DIRECTIVE:
Copy each line exactly. Drop every picture.

───── EXERCISE DATA ─────

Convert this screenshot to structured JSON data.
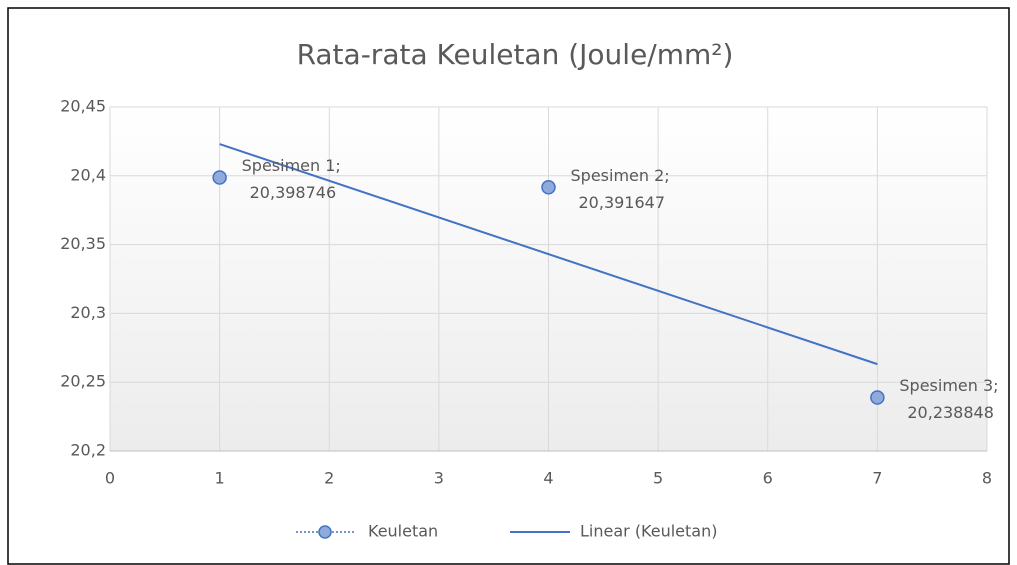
{
  "chart_data": {
    "type": "scatter",
    "title": "Rata-rata Keuletan (Joule/mm²)",
    "x": [
      1,
      4,
      7
    ],
    "series": [
      {
        "name": "Keuletan",
        "color": "#4472c4",
        "marker_fill": "#8faadc",
        "values": [
          20.398746,
          20.391647,
          20.238848
        ],
        "point_labels": [
          "Spesimen 1;",
          "Spesimen 2;",
          "Spesimen 3;"
        ],
        "value_labels": [
          "20,398746",
          "20,391647",
          "20,238848"
        ]
      }
    ],
    "trendline": {
      "name": "Linear (Keuletan)",
      "type": "linear",
      "color": "#4472c4"
    },
    "xlim": [
      0,
      8
    ],
    "xticks": [
      0,
      1,
      2,
      3,
      4,
      5,
      6,
      7,
      8
    ],
    "ylim": [
      20.2,
      20.45
    ],
    "yticks": [
      {
        "value": 20.2,
        "label": "20,2"
      },
      {
        "value": 20.25,
        "label": "20,25"
      },
      {
        "value": 20.3,
        "label": "20,3"
      },
      {
        "value": 20.35,
        "label": "20,35"
      },
      {
        "value": 20.4,
        "label": "20,4"
      },
      {
        "value": 20.45,
        "label": "20,45"
      }
    ],
    "grid": true,
    "legend": "bottom"
  }
}
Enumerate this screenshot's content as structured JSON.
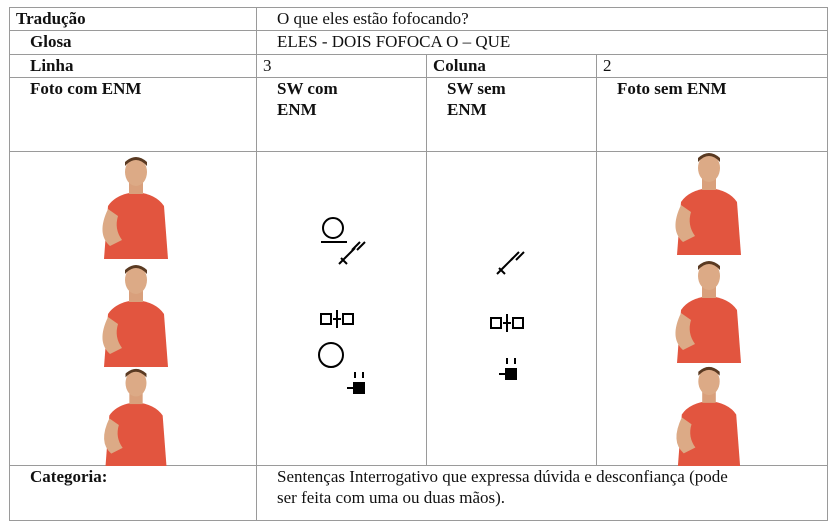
{
  "table": {
    "rows": [
      [
        "Tradução",
        "O que eles estão fofocando?"
      ],
      [
        "Glosa",
        "ELES - DOIS FOFOCA O – QUE"
      ],
      [
        "Linha",
        "3",
        "Coluna",
        "2"
      ],
      [
        "Foto com ENM",
        "SW com ENM",
        "SW sem ENM",
        "Foto sem ENM"
      ],
      [
        "Categoria:",
        "Sentenças Interrogativo que expressa dúvida e desconfiança (pode ser feita com uma ou duas mãos)."
      ]
    ]
  }
}
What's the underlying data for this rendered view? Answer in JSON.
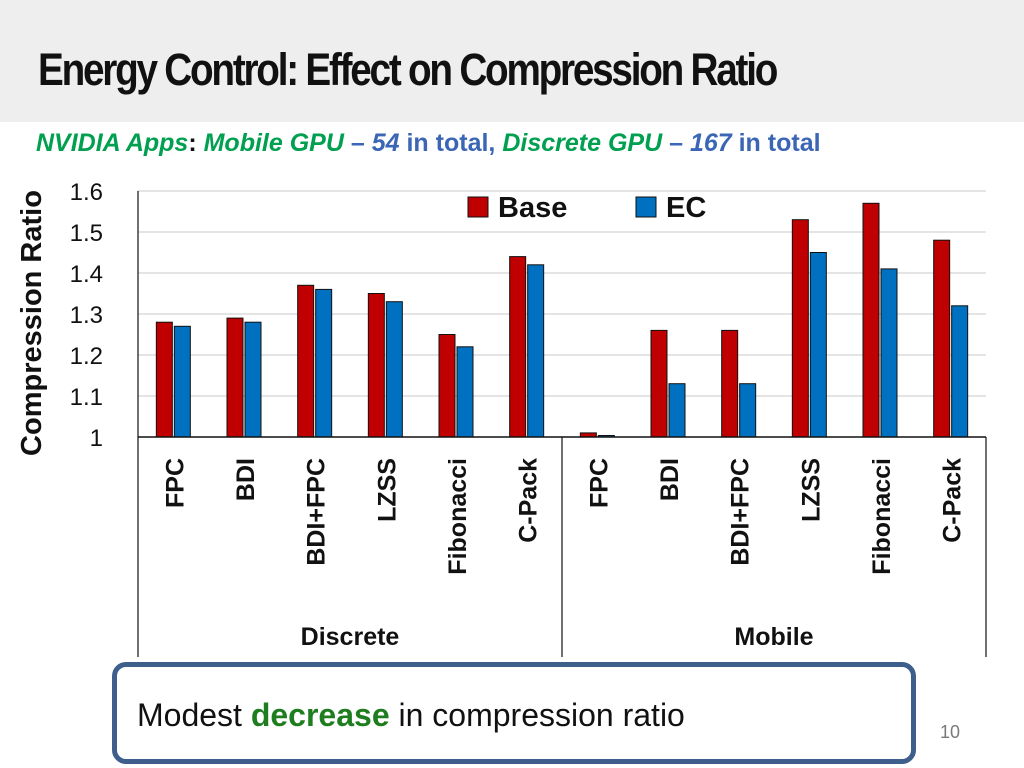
{
  "slide": {
    "title": "Energy Control: Effect on Compression Ratio",
    "subtitle": {
      "apps": "NVIDIA Apps",
      "colon": ":",
      "mobile_label": "Mobile GPU",
      "dash1": "–",
      "mobile_count": "54",
      "in_total_1": "in total,",
      "discrete_label": "Discrete GPU",
      "dash2": "–",
      "discrete_count": "167",
      "in_total_2": "in total"
    },
    "callout": {
      "prefix": "Modest",
      "highlight": "decrease",
      "suffix": "in compression ratio"
    },
    "page_number": "10"
  },
  "colors": {
    "base": "#c00000",
    "ec": "#0070c0",
    "highlight": "#1e7d1e",
    "callout_border": "#3e5f8c"
  },
  "chart_data": {
    "type": "bar",
    "title": "",
    "ylabel": "Compression Ratio",
    "xlabel": "",
    "ylim": [
      1,
      1.6
    ],
    "yticks": [
      "1",
      "1.1",
      "1.2",
      "1.3",
      "1.4",
      "1.5",
      "1.6"
    ],
    "grid": true,
    "legend_position": "top-right",
    "groups": [
      {
        "name": "Discrete",
        "categories": [
          "FPC",
          "BDI",
          "BDI+FPC",
          "LZSS",
          "Fibonacci",
          "C-Pack"
        ]
      },
      {
        "name": "Mobile",
        "categories": [
          "FPC",
          "BDI",
          "BDI+FPC",
          "LZSS",
          "Fibonacci",
          "C-Pack"
        ]
      }
    ],
    "series": [
      {
        "name": "Base",
        "values": [
          1.28,
          1.29,
          1.37,
          1.35,
          1.25,
          1.44,
          1.01,
          1.26,
          1.26,
          1.53,
          1.57,
          1.48
        ]
      },
      {
        "name": "EC",
        "values": [
          1.27,
          1.28,
          1.36,
          1.33,
          1.22,
          1.42,
          1.0,
          1.13,
          1.13,
          1.45,
          1.41,
          1.32
        ]
      }
    ]
  }
}
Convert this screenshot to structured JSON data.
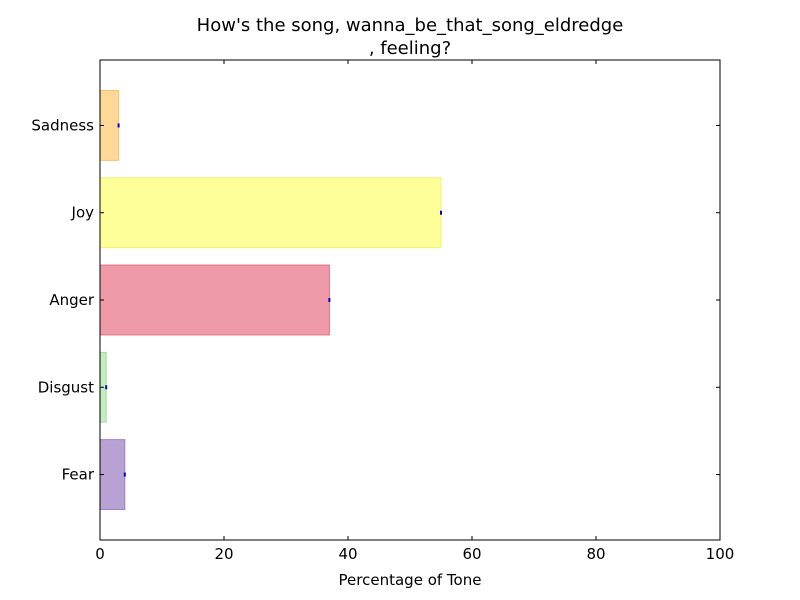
{
  "chart_data": {
    "type": "bar",
    "orientation": "horizontal",
    "title_lines": [
      "How's the song, wanna_be_that_song_eldredge",
      ", feeling?"
    ],
    "xlabel": "Percentage of Tone",
    "ylabel": "",
    "xlim": [
      0,
      100
    ],
    "xticks": [
      0,
      20,
      40,
      60,
      80,
      100
    ],
    "categories": [
      "Fear",
      "Disgust",
      "Anger",
      "Joy",
      "Sadness"
    ],
    "values": [
      4,
      1,
      37,
      55,
      3
    ],
    "colors": [
      "#b8a2d4",
      "#c3ecc0",
      "#ee9aa8",
      "#ffff99",
      "#ffd898"
    ],
    "edge_colors": [
      "#9f7fc6",
      "#a9dca5",
      "#e36d84",
      "#f0f070",
      "#f5c070"
    ],
    "error_marker_color": "#0000cc",
    "grid": false,
    "legend": "none"
  }
}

─────

WRITTEN ANSWER:
Convert this screenshot to structured JSON data.
{
  "chart_data": {
    "type": "scatter",
    "title": "Rata-rata Keuletan (Joule/mm²)",
    "x": [
      1,
      4,
      7
    ],
    "series": [
      {
        "name": "Keuletan",
        "color": "#4472c4",
        "marker_fill": "#8faadc",
        "values": [
          20.398746,
          20.391647,
          20.238848
        ],
        "point_labels": [
          "Spesimen 1;",
          "Spesimen 2;",
          "Spesimen 3;"
        ],
        "value_labels": [
          "20,398746",
          "20,391647",
          "20,238848"
        ]
      }
    ],
    "trendline": {
      "name": "Linear (Keuletan)",
      "type": "linear",
      "color": "#4472c4"
    },
    "xlim": [
      0,
      8
    ],
    "xticks": [
      0,
      1,
      2,
      3,
      4,
      5,
      6,
      7,
      8
    ],
    "ylim": [
      20.2,
      20.45
    ],
    "yticks": [
      {
        "value": 20.2,
        "label": "20,2"
      },
      {
        "value": 20.25,
        "label": "20,25"
      },
      {
        "value": 20.3,
        "label": "20,3"
      },
      {
        "value": 20.35,
        "label": "20,35"
      },
      {
        "value": 20.4,
        "label": "20,4"
      },
      {
        "value": 20.45,
        "label": "20,45"
      }
    ],
    "grid": true,
    "legend": "bottom"
  }
}
Enumerate this screenshot's content as structured JSON.
{
  "table": {
    "rows": [
      [
        "Tradução",
        "O que eles estão fofocando?"
      ],
      [
        "Glosa",
        "ELES - DOIS FOFOCA O – QUE"
      ],
      [
        "Linha",
        "3",
        "Coluna",
        "2"
      ],
      [
        "Foto com ENM",
        "SW com ENM",
        "SW sem ENM",
        "Foto sem ENM"
      ],
      [
        "Categoria:",
        "Sentenças Interrogativo que expressa dúvida e desconfiança (pode ser feita com uma ou duas mãos)."
      ]
    ]
  }
}
What's the underlying data for this rendered view? Answer in JSON.
{
  "slide": {
    "title": "Energy Control: Effect on Compression Ratio",
    "subtitle": {
      "apps": "NVIDIA Apps",
      "colon": ":",
      "mobile_label": "Mobile GPU",
      "dash1": "–",
      "mobile_count": "54",
      "in_total_1": "in total,",
      "discrete_label": "Discrete GPU",
      "dash2": "–",
      "discrete_count": "167",
      "in_total_2": "in total"
    },
    "callout": {
      "prefix": "Modest",
      "highlight": "decrease",
      "suffix": "in compression ratio"
    },
    "page_number": "10"
  },
  "colors": {
    "base": "#c00000",
    "ec": "#0070c0",
    "highlight": "#1e7d1e",
    "callout_border": "#3e5f8c"
  },
  "chart_data": {
    "type": "bar",
    "title": "",
    "ylabel": "Compression Ratio",
    "xlabel": "",
    "ylim": [
      1,
      1.6
    ],
    "yticks": [
      "1",
      "1.1",
      "1.2",
      "1.3",
      "1.4",
      "1.5",
      "1.6"
    ],
    "grid": true,
    "legend_position": "top-right",
    "groups": [
      {
        "name": "Discrete",
        "categories": [
          "FPC",
          "BDI",
          "BDI+FPC",
          "LZSS",
          "Fibonacci",
          "C-Pack"
        ]
      },
      {
        "name": "Mobile",
        "categories": [
          "FPC",
          "BDI",
          "BDI+FPC",
          "LZSS",
          "Fibonacci",
          "C-Pack"
        ]
      }
    ],
    "series": [
      {
        "name": "Base",
        "values": [
          1.28,
          1.29,
          1.37,
          1.35,
          1.25,
          1.44,
          1.01,
          1.26,
          1.26,
          1.53,
          1.57,
          1.48
        ]
      },
      {
        "name": "EC",
        "values": [
          1.27,
          1.28,
          1.36,
          1.33,
          1.22,
          1.42,
          1.0,
          1.13,
          1.13,
          1.45,
          1.41,
          1.32
        ]
      }
    ]
  }
}
Convert this screenshot to structured JSON data.
{
  "chart_data": {
    "type": "bar",
    "orientation": "horizontal",
    "title_lines": [
      "How's the song, wanna_be_that_song_eldredge",
      ", feeling?"
    ],
    "xlabel": "Percentage of Tone",
    "ylabel": "",
    "xlim": [
      0,
      100
    ],
    "xticks": [
      0,
      20,
      40,
      60,
      80,
      100
    ],
    "categories": [
      "Fear",
      "Disgust",
      "Anger",
      "Joy",
      "Sadness"
    ],
    "values": [
      4,
      1,
      37,
      55,
      3
    ],
    "colors": [
      "#b8a2d4",
      "#c3ecc0",
      "#ee9aa8",
      "#ffff99",
      "#ffd898"
    ],
    "edge_colors": [
      "#9f7fc6",
      "#a9dca5",
      "#e36d84",
      "#f0f070",
      "#f5c070"
    ],
    "error_marker_color": "#0000cc",
    "grid": false,
    "legend": "none"
  }
}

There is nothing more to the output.